Task requirements
Select every line below containing the word "Scrum".

Exercise input
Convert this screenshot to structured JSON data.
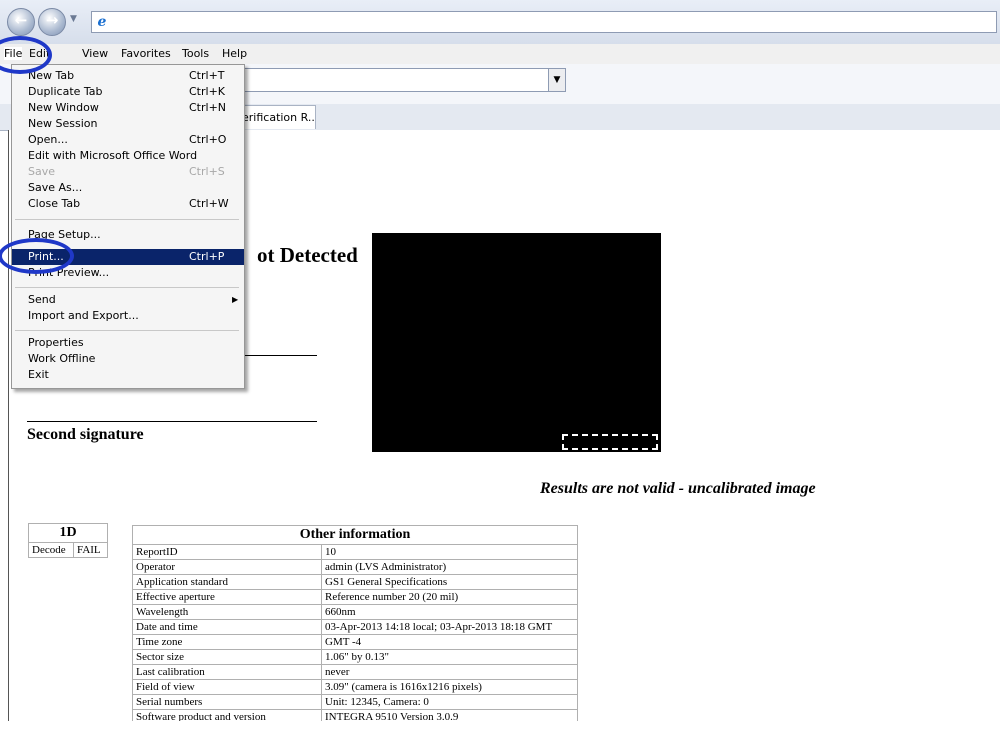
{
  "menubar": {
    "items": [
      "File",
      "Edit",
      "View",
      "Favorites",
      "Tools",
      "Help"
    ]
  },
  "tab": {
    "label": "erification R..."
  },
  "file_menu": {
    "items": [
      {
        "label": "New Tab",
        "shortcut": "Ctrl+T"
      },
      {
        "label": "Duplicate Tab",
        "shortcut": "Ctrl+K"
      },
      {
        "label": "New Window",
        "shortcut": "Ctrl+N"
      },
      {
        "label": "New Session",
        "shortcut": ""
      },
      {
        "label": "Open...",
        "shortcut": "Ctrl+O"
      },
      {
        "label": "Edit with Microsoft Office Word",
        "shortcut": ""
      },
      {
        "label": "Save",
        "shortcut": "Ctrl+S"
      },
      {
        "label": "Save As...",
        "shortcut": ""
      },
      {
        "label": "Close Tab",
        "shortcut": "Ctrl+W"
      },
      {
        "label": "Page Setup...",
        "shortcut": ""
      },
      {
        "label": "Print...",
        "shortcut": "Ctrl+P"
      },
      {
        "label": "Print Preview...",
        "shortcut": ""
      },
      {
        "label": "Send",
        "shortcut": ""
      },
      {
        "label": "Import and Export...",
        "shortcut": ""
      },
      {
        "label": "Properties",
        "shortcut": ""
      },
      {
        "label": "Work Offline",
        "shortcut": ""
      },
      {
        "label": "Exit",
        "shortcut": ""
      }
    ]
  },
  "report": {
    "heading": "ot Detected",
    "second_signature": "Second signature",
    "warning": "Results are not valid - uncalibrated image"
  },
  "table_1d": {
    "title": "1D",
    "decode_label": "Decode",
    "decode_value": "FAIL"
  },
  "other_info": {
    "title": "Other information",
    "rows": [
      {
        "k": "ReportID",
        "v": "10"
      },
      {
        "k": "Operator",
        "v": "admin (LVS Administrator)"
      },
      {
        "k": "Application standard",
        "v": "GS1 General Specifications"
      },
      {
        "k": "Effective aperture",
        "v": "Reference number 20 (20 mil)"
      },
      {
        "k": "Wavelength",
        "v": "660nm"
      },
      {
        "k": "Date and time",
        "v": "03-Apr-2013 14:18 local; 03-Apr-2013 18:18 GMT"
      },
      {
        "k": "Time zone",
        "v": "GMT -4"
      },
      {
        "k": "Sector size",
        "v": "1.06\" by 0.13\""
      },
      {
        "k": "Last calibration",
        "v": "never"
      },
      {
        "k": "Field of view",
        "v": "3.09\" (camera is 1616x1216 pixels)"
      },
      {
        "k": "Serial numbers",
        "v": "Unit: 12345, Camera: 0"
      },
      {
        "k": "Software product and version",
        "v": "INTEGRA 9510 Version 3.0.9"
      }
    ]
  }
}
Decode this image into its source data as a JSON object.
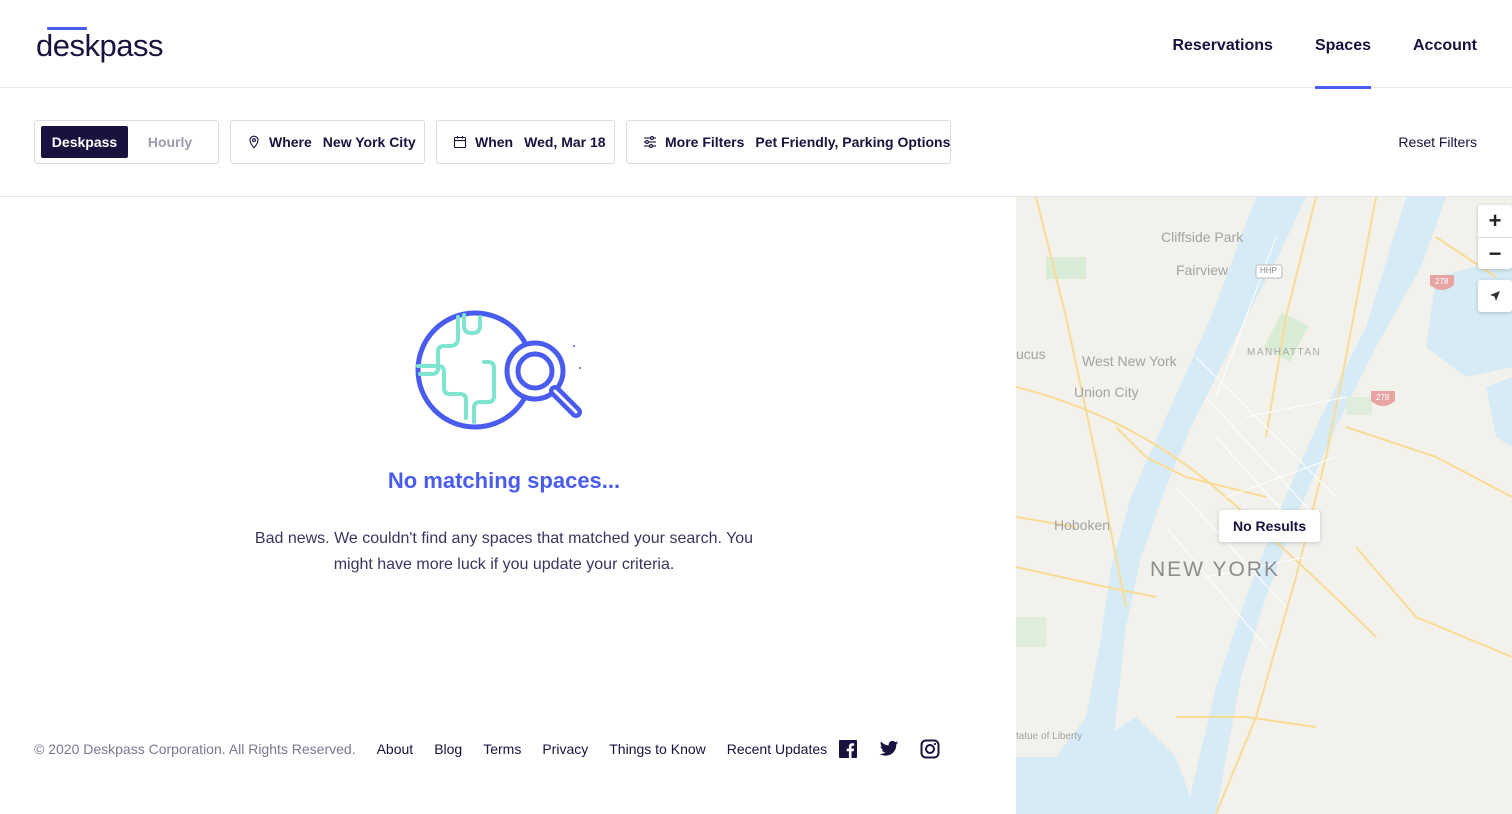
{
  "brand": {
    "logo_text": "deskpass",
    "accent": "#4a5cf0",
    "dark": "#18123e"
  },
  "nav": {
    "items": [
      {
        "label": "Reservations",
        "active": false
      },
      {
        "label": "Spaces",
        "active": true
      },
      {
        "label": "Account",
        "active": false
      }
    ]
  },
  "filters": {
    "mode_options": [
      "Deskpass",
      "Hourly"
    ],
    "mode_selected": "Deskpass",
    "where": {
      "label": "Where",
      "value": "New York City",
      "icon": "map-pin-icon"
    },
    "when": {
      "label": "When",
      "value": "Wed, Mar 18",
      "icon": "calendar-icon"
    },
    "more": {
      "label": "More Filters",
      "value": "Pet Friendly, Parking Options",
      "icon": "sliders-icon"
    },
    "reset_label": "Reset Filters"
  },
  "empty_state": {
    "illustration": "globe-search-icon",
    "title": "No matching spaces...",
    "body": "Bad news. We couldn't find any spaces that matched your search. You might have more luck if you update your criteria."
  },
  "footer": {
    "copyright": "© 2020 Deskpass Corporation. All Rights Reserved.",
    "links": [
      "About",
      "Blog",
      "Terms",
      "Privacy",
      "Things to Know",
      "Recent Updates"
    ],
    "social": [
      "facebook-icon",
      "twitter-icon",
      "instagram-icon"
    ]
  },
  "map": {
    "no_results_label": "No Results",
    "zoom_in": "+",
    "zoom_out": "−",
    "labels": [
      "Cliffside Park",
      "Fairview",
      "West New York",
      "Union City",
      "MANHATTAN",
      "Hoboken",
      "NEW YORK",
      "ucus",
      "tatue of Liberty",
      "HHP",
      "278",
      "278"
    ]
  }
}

---

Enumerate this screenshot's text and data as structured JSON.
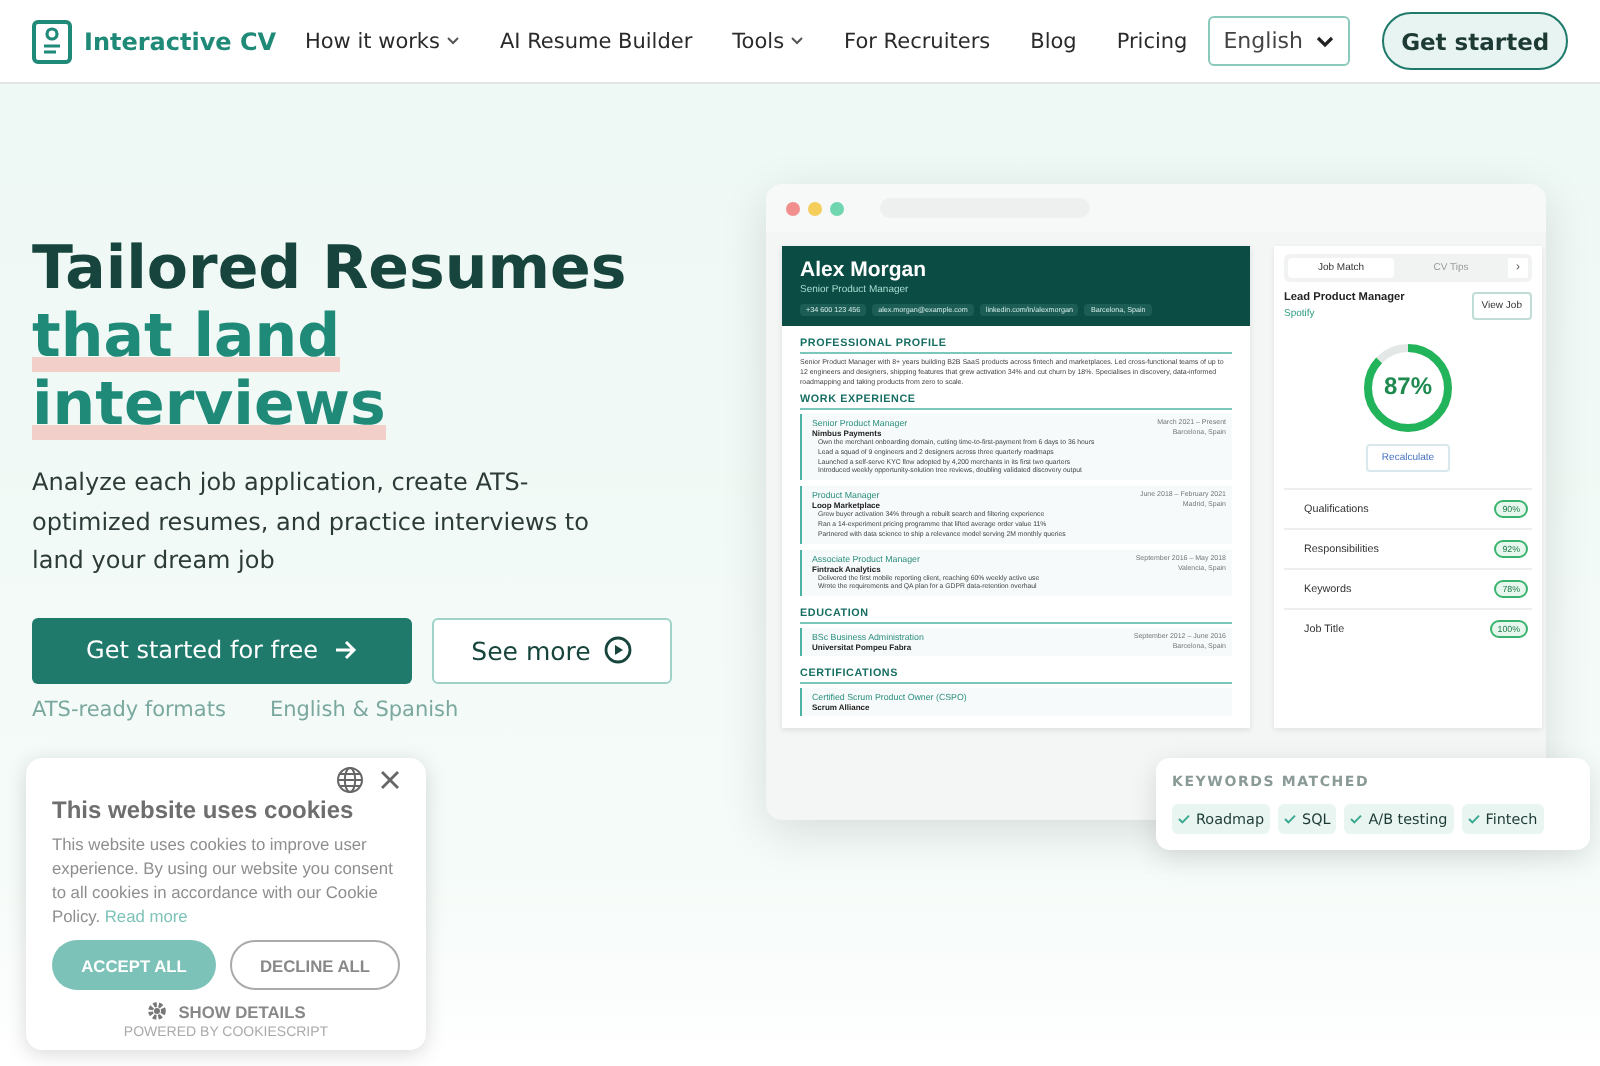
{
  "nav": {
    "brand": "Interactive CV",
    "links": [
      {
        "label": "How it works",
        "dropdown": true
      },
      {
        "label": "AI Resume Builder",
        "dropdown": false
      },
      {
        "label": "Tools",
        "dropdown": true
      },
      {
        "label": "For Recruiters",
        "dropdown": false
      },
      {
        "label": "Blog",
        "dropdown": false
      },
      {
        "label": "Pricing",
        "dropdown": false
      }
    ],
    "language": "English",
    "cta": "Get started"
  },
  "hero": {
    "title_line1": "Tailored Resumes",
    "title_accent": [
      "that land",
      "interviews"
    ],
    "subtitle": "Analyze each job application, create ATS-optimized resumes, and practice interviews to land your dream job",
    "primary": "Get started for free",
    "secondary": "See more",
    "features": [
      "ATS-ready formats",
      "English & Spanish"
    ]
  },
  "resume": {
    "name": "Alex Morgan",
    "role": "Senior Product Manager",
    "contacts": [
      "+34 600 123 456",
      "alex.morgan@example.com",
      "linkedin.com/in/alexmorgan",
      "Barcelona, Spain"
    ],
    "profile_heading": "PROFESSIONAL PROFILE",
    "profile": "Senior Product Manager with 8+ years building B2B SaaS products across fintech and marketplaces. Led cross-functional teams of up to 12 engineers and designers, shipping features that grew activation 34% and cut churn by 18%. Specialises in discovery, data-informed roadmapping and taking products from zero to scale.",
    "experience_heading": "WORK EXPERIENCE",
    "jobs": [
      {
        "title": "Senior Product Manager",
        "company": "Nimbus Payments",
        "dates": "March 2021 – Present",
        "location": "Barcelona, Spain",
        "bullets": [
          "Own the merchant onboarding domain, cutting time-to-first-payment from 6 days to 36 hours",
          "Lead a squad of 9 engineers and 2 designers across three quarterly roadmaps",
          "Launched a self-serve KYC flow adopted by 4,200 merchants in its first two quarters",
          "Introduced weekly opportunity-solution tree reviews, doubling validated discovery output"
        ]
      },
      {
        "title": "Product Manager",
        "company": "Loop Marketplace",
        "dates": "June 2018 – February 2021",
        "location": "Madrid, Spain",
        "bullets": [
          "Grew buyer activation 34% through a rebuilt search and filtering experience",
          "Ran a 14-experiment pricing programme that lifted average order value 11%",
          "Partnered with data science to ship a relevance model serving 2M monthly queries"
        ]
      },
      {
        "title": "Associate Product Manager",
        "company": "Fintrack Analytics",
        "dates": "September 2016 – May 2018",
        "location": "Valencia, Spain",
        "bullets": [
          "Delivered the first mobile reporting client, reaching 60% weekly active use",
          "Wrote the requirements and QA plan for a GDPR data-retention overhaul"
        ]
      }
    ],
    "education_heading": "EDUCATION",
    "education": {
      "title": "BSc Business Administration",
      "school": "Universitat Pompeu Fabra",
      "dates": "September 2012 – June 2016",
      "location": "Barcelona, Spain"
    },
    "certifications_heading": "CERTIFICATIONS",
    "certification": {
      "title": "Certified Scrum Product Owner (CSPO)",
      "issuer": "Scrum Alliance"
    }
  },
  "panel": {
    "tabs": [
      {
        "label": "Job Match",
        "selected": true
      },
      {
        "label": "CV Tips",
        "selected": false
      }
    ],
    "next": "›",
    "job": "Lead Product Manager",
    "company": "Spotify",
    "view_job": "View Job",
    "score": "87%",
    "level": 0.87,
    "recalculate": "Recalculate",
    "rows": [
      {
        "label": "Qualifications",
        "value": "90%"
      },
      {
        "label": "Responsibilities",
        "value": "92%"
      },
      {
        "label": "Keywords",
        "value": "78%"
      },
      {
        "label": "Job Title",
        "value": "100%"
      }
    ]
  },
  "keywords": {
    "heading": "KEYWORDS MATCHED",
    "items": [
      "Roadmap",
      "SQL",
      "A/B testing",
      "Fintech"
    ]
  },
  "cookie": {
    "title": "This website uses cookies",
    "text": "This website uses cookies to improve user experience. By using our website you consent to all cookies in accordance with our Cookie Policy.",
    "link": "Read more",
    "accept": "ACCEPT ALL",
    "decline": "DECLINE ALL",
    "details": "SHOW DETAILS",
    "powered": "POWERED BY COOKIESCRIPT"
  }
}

Finished task
      "title": "Certified Scrum Product Owner (CSPO)",
      "issuer": "Scrum Alliance"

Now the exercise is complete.